Work to be completed:
Write out the entire listing below exactly as it appears, minus any pictures.

Provided data:
>> Start
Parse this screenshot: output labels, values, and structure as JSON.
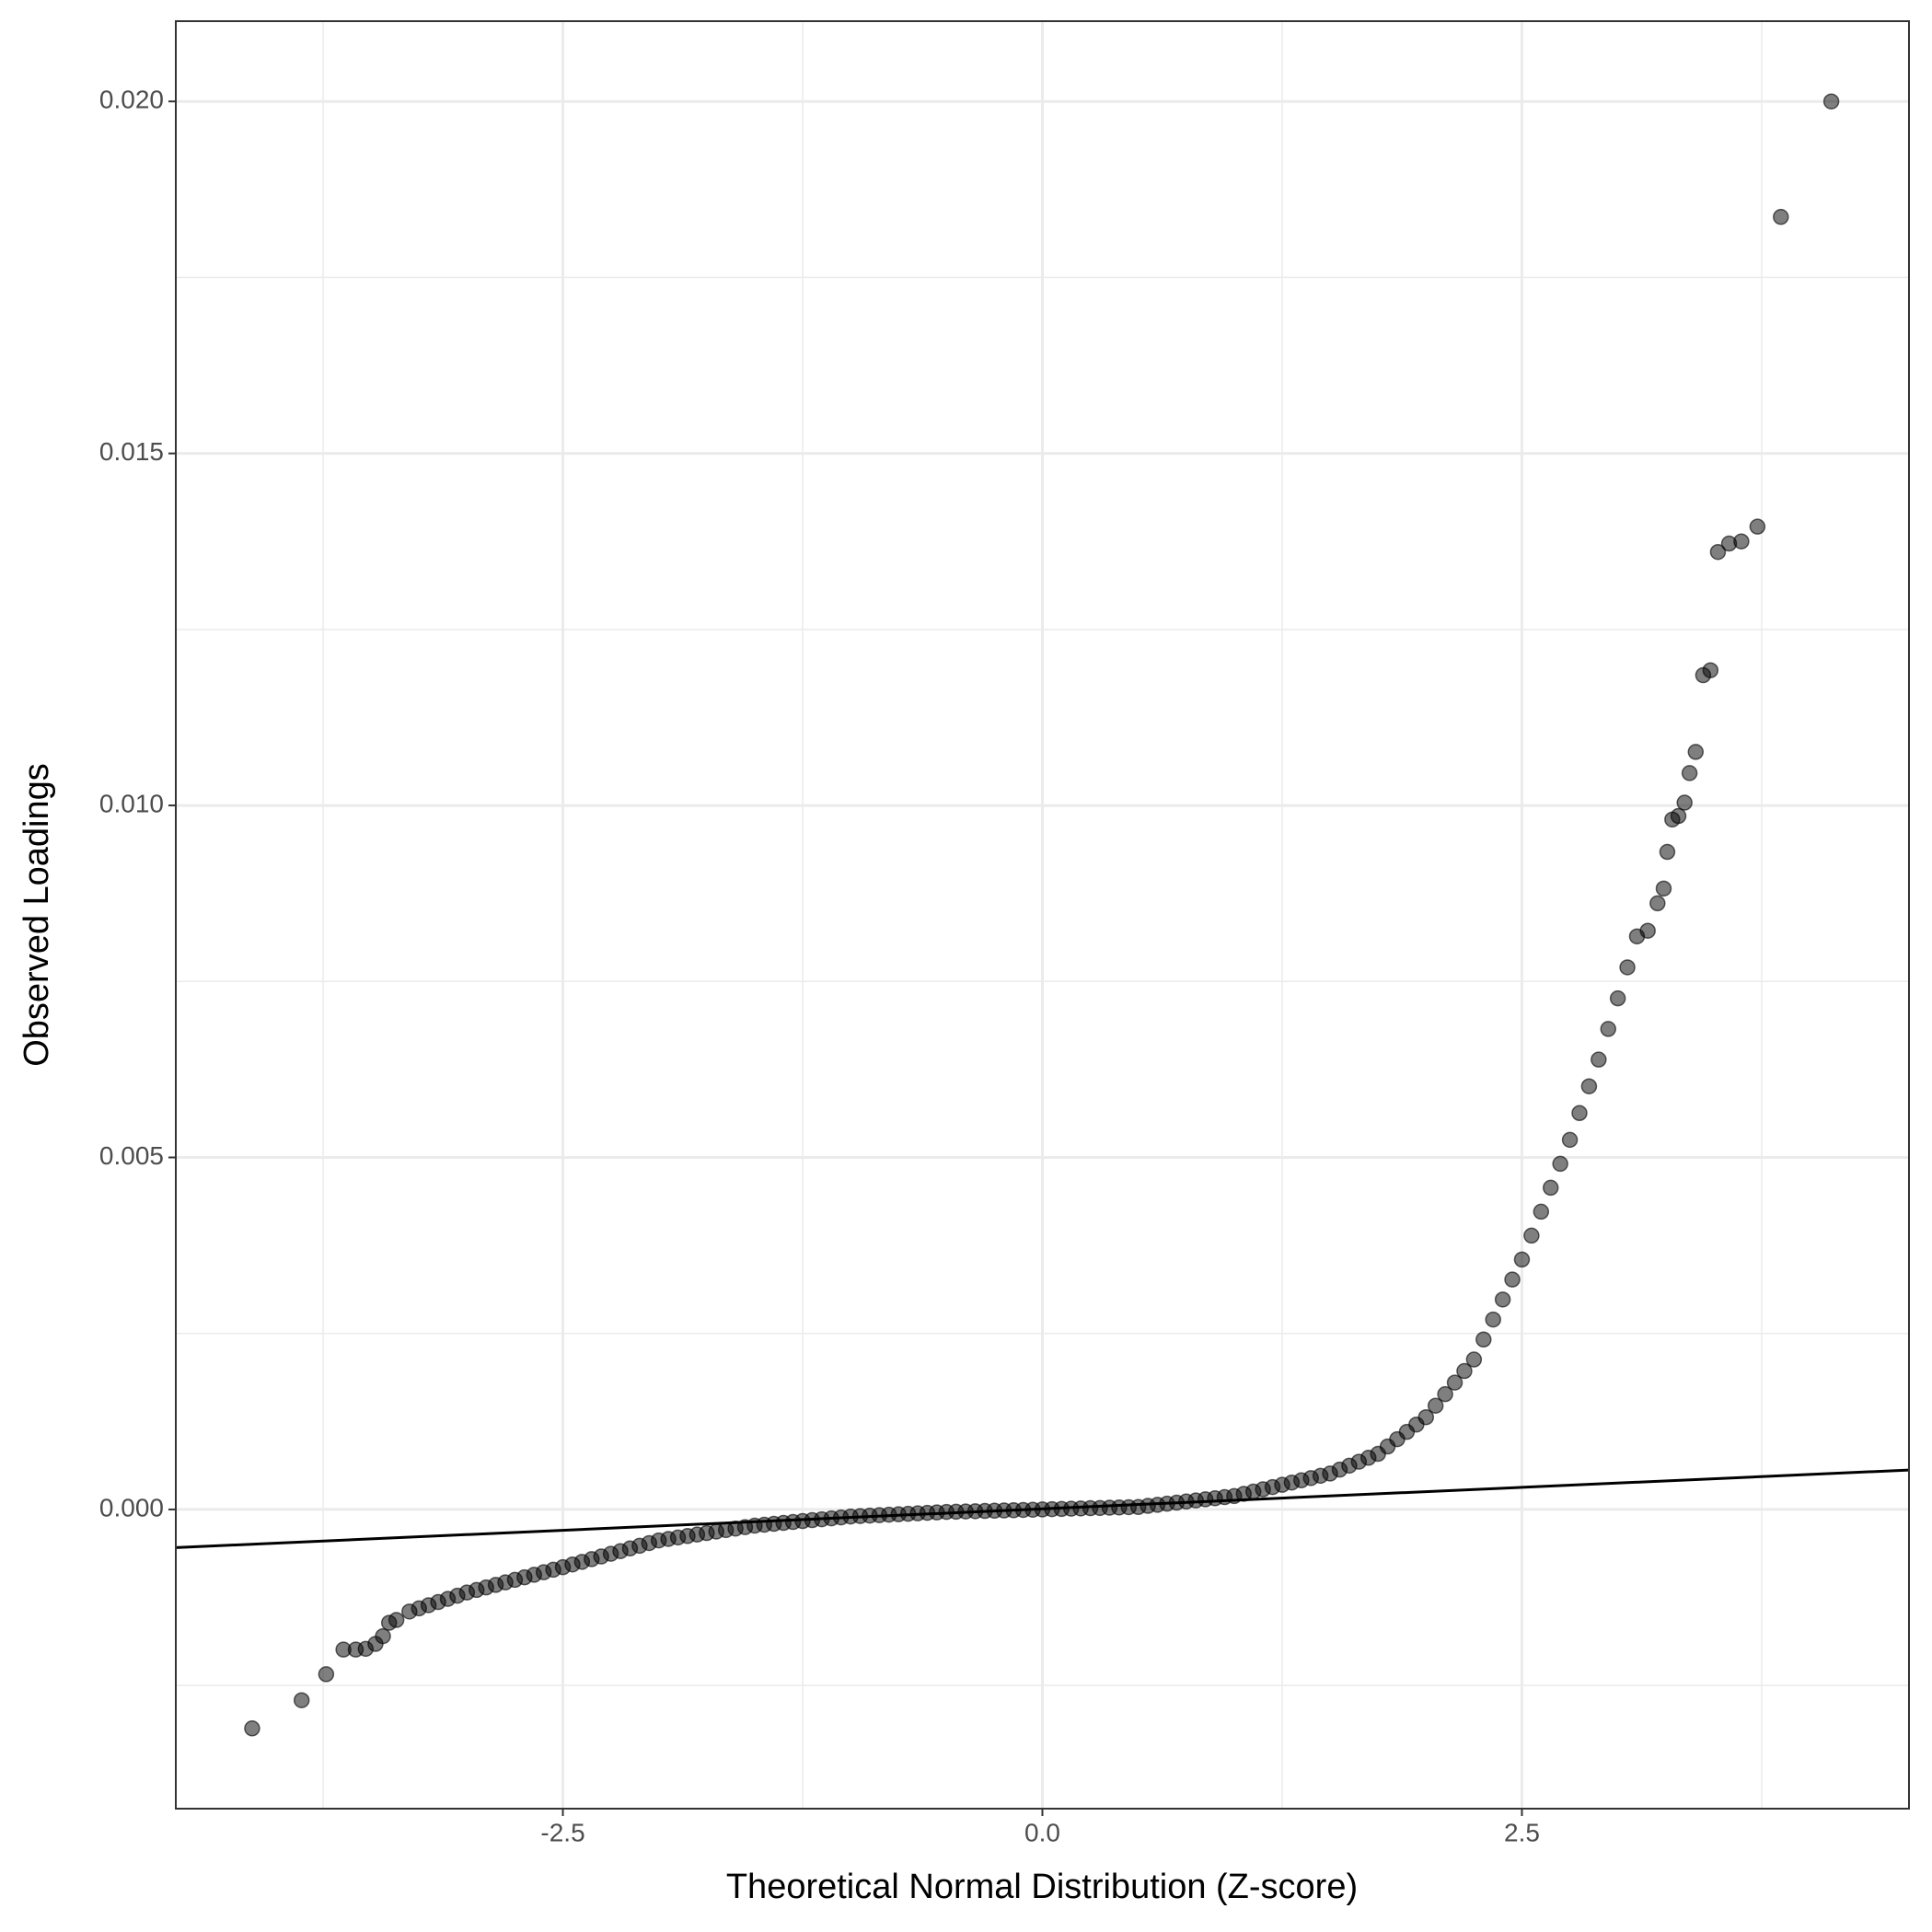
{
  "chart_data": {
    "type": "scatter",
    "x_label": "Theoretical Normal Distribution (Z-score)",
    "y_label": "Observed Loadings",
    "xlim": [
      -4.518,
      4.518
    ],
    "ylim": [
      -0.00425,
      0.02114
    ],
    "xticks": [
      -2.5,
      {
        "value": 0,
        "label": "0.0"
      },
      2.5
    ],
    "yticks": [
      {
        "value": 0,
        "label": "0.000"
      },
      {
        "value": 0.005,
        "label": "0.005"
      },
      {
        "value": 0.01,
        "label": "0.010"
      },
      {
        "value": 0.015,
        "label": "0.015"
      },
      {
        "value": 0.02,
        "label": "0.020"
      }
    ],
    "minor_xticks": [
      -3.75,
      -1.25,
      1.25,
      3.75
    ],
    "minor_yticks": [
      -0.0025,
      0.0025,
      0.0075,
      0.0125,
      0.0175
    ],
    "grid": true,
    "points": {
      "color": "#000000",
      "x": [
        -4.12,
        -3.862,
        -3.734,
        -3.644,
        -3.58,
        -3.528,
        -3.477,
        -3.438,
        -3.406,
        -3.368,
        -3.3,
        -3.25,
        -3.2,
        -3.15,
        -3.1,
        -3.05,
        -3.0,
        -2.95,
        -2.9,
        -2.85,
        -2.8,
        -2.75,
        -2.7,
        -2.65,
        -2.6,
        -2.55,
        -2.5,
        -2.45,
        -2.4,
        -2.35,
        -2.3,
        -2.25,
        -2.2,
        -2.15,
        -2.1,
        -2.05,
        -2.0,
        -1.95,
        -1.9,
        -1.85,
        -1.8,
        -1.75,
        -1.7,
        -1.65,
        -1.6,
        -1.55,
        -1.5,
        -1.45,
        -1.4,
        -1.35,
        -1.3,
        -1.25,
        -1.2,
        -1.15,
        -1.1,
        -1.05,
        -1.0,
        -0.95,
        -0.9,
        -0.85,
        -0.8,
        -0.75,
        -0.7,
        -0.65,
        -0.6,
        -0.55,
        -0.5,
        -0.45,
        -0.4,
        -0.35,
        -0.3,
        -0.25,
        -0.2,
        -0.15,
        -0.1,
        -0.05,
        0,
        0.05,
        0.1,
        0.15,
        0.2,
        0.25,
        0.3,
        0.35,
        0.4,
        0.45,
        0.5,
        0.55,
        0.6,
        0.65,
        0.7,
        0.75,
        0.8,
        0.85,
        0.9,
        0.95,
        1.0,
        1.05,
        1.1,
        1.15,
        1.2,
        1.25,
        1.3,
        1.35,
        1.4,
        1.45,
        1.5,
        1.55,
        1.6,
        1.65,
        1.7,
        1.75,
        1.8,
        1.85,
        1.9,
        1.95,
        2.0,
        2.05,
        2.1,
        2.15,
        2.2,
        2.25,
        2.3,
        2.35,
        2.4,
        2.45,
        2.5,
        2.55,
        2.6,
        2.65,
        2.7,
        2.75,
        2.8,
        2.85,
        2.9,
        2.95,
        3.0,
        3.05,
        3.1,
        3.156,
        3.207,
        3.239,
        3.258,
        3.284,
        3.316,
        3.348,
        3.374,
        3.406,
        3.445,
        3.483,
        3.522,
        3.58,
        3.644,
        3.728,
        3.85,
        4.113
      ],
      "y": [
        -0.00311,
        -0.00271,
        -0.00234,
        -0.00199,
        -0.00199,
        -0.00198,
        -0.00191,
        -0.0018,
        -0.00161,
        -0.00157,
        -0.00145,
        -0.001405,
        -0.00136,
        -0.001315,
        -0.00127,
        -0.001225,
        -0.00118,
        -0.001144,
        -0.001108,
        -0.001072,
        -0.001036,
        -0.001,
        -0.000964,
        -0.000928,
        -0.000892,
        -0.000856,
        -0.00082,
        -0.000782,
        -0.000744,
        -0.000706,
        -0.000668,
        -0.00063,
        -0.000592,
        -0.000554,
        -0.000516,
        -0.000478,
        -0.00044,
        -0.000419,
        -0.000398,
        -0.000377,
        -0.000356,
        -0.000335,
        -0.000314,
        -0.000293,
        -0.000272,
        -0.000251,
        -0.00023,
        -0.000217,
        -0.000204,
        -0.000191,
        -0.000178,
        -0.000165,
        -0.000152,
        -0.000139,
        -0.000126,
        -0.000113,
        -0.0001,
        -9.4e-05,
        -8.7e-05,
        -8.1e-05,
        -7.4e-05,
        -6.8e-05,
        -6.1e-05,
        -5.5e-05,
        -4.8e-05,
        -4.2e-05,
        -3.5e-05,
        -3.2e-05,
        -2.8e-05,
        -2.5e-05,
        -2.1e-05,
        -1.8e-05,
        -1.4e-05,
        -1.1e-05,
        -7e-06,
        -4e-06,
        0,
        4e-06,
        7e-06,
        1.1e-05,
        1.4e-05,
        1.8e-05,
        2.1e-05,
        2.5e-05,
        2.8e-05,
        3.2e-05,
        3.5e-05,
        5.1e-05,
        6.6e-05,
        8.2e-05,
        9.7e-05,
        0.000113,
        0.000128,
        0.000144,
        0.000159,
        0.000175,
        0.00019,
        0.000222,
        0.000254,
        0.000286,
        0.000318,
        0.00035,
        0.000382,
        0.000414,
        0.000446,
        0.000478,
        0.00051,
        0.000566,
        0.000622,
        0.000678,
        0.000734,
        0.00079,
        0.000894,
        0.000998,
        0.001102,
        0.001206,
        0.00131,
        0.001474,
        0.001638,
        0.001802,
        0.001966,
        0.00213,
        0.002414,
        0.002698,
        0.002982,
        0.003266,
        0.00355,
        0.00389,
        0.00423,
        0.00457,
        0.00491,
        0.00525,
        0.00563,
        0.00601,
        0.00639,
        0.006825,
        0.00726,
        0.0077,
        0.00814,
        0.00822,
        0.00861,
        0.00882,
        0.00934,
        0.0098,
        0.00985,
        0.01004,
        0.01046,
        0.01076,
        0.01185,
        0.01192,
        0.0136,
        0.01372,
        0.01375,
        0.01396,
        0.01836,
        0.02
      ]
    },
    "reference_line": {
      "color": "#000000",
      "x": [
        -4.518,
        4.518
      ],
      "y": [
        -0.000542,
        0.00056
      ]
    }
  }
}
>> End
Result of this exercise:
Parse this screenshot: output labels, values, and structure as JSON.
{
  "chart_data": {
    "type": "scatter",
    "x_label": "Theoretical Normal Distribution (Z-score)",
    "y_label": "Observed Loadings",
    "xlim": [
      -4.518,
      4.518
    ],
    "ylim": [
      -0.00425,
      0.02114
    ],
    "xticks": [
      -2.5,
      {
        "value": 0,
        "label": "0.0"
      },
      2.5
    ],
    "yticks": [
      {
        "value": 0,
        "label": "0.000"
      },
      {
        "value": 0.005,
        "label": "0.005"
      },
      {
        "value": 0.01,
        "label": "0.010"
      },
      {
        "value": 0.015,
        "label": "0.015"
      },
      {
        "value": 0.02,
        "label": "0.020"
      }
    ],
    "minor_xticks": [
      -3.75,
      -1.25,
      1.25,
      3.75
    ],
    "minor_yticks": [
      -0.0025,
      0.0025,
      0.0075,
      0.0125,
      0.0175
    ],
    "grid": true,
    "points": {
      "color": "#000000",
      "x": [
        -4.12,
        -3.862,
        -3.734,
        -3.644,
        -3.58,
        -3.528,
        -3.477,
        -3.438,
        -3.406,
        -3.368,
        -3.3,
        -3.25,
        -3.2,
        -3.15,
        -3.1,
        -3.05,
        -3.0,
        -2.95,
        -2.9,
        -2.85,
        -2.8,
        -2.75,
        -2.7,
        -2.65,
        -2.6,
        -2.55,
        -2.5,
        -2.45,
        -2.4,
        -2.35,
        -2.3,
        -2.25,
        -2.2,
        -2.15,
        -2.1,
        -2.05,
        -2.0,
        -1.95,
        -1.9,
        -1.85,
        -1.8,
        -1.75,
        -1.7,
        -1.65,
        -1.6,
        -1.55,
        -1.5,
        -1.45,
        -1.4,
        -1.35,
        -1.3,
        -1.25,
        -1.2,
        -1.15,
        -1.1,
        -1.05,
        -1.0,
        -0.95,
        -0.9,
        -0.85,
        -0.8,
        -0.75,
        -0.7,
        -0.65,
        -0.6,
        -0.55,
        -0.5,
        -0.45,
        -0.4,
        -0.35,
        -0.3,
        -0.25,
        -0.2,
        -0.15,
        -0.1,
        -0.05,
        0,
        0.05,
        0.1,
        0.15,
        0.2,
        0.25,
        0.3,
        0.35,
        0.4,
        0.45,
        0.5,
        0.55,
        0.6,
        0.65,
        0.7,
        0.75,
        0.8,
        0.85,
        0.9,
        0.95,
        1.0,
        1.05,
        1.1,
        1.15,
        1.2,
        1.25,
        1.3,
        1.35,
        1.4,
        1.45,
        1.5,
        1.55,
        1.6,
        1.65,
        1.7,
        1.75,
        1.8,
        1.85,
        1.9,
        1.95,
        2.0,
        2.05,
        2.1,
        2.15,
        2.2,
        2.25,
        2.3,
        2.35,
        2.4,
        2.45,
        2.5,
        2.55,
        2.6,
        2.65,
        2.7,
        2.75,
        2.8,
        2.85,
        2.9,
        2.95,
        3.0,
        3.05,
        3.1,
        3.156,
        3.207,
        3.239,
        3.258,
        3.284,
        3.316,
        3.348,
        3.374,
        3.406,
        3.445,
        3.483,
        3.522,
        3.58,
        3.644,
        3.728,
        3.85,
        4.113
      ],
      "y": [
        -0.00311,
        -0.00271,
        -0.00234,
        -0.00199,
        -0.00199,
        -0.00198,
        -0.00191,
        -0.0018,
        -0.00161,
        -0.00157,
        -0.00145,
        -0.001405,
        -0.00136,
        -0.001315,
        -0.00127,
        -0.001225,
        -0.00118,
        -0.001144,
        -0.001108,
        -0.001072,
        -0.001036,
        -0.001,
        -0.000964,
        -0.000928,
        -0.000892,
        -0.000856,
        -0.00082,
        -0.000782,
        -0.000744,
        -0.000706,
        -0.000668,
        -0.00063,
        -0.000592,
        -0.000554,
        -0.000516,
        -0.000478,
        -0.00044,
        -0.000419,
        -0.000398,
        -0.000377,
        -0.000356,
        -0.000335,
        -0.000314,
        -0.000293,
        -0.000272,
        -0.000251,
        -0.00023,
        -0.000217,
        -0.000204,
        -0.000191,
        -0.000178,
        -0.000165,
        -0.000152,
        -0.000139,
        -0.000126,
        -0.000113,
        -0.0001,
        -9.4e-05,
        -8.7e-05,
        -8.1e-05,
        -7.4e-05,
        -6.8e-05,
        -6.1e-05,
        -5.5e-05,
        -4.8e-05,
        -4.2e-05,
        -3.5e-05,
        -3.2e-05,
        -2.8e-05,
        -2.5e-05,
        -2.1e-05,
        -1.8e-05,
        -1.4e-05,
        -1.1e-05,
        -7e-06,
        -4e-06,
        0,
        4e-06,
        7e-06,
        1.1e-05,
        1.4e-05,
        1.8e-05,
        2.1e-05,
        2.5e-05,
        2.8e-05,
        3.2e-05,
        3.5e-05,
        5.1e-05,
        6.6e-05,
        8.2e-05,
        9.7e-05,
        0.000113,
        0.000128,
        0.000144,
        0.000159,
        0.000175,
        0.00019,
        0.000222,
        0.000254,
        0.000286,
        0.000318,
        0.00035,
        0.000382,
        0.000414,
        0.000446,
        0.000478,
        0.00051,
        0.000566,
        0.000622,
        0.000678,
        0.000734,
        0.00079,
        0.000894,
        0.000998,
        0.001102,
        0.001206,
        0.00131,
        0.001474,
        0.001638,
        0.001802,
        0.001966,
        0.00213,
        0.002414,
        0.002698,
        0.002982,
        0.003266,
        0.00355,
        0.00389,
        0.00423,
        0.00457,
        0.00491,
        0.00525,
        0.00563,
        0.00601,
        0.00639,
        0.006825,
        0.00726,
        0.0077,
        0.00814,
        0.00822,
        0.00861,
        0.00882,
        0.00934,
        0.0098,
        0.00985,
        0.01004,
        0.01046,
        0.01076,
        0.01185,
        0.01192,
        0.0136,
        0.01372,
        0.01375,
        0.01396,
        0.01836,
        0.02
      ]
    },
    "reference_line": {
      "color": "#000000",
      "x": [
        -4.518,
        4.518
      ],
      "y": [
        -0.000542,
        0.00056
      ]
    }
  }
}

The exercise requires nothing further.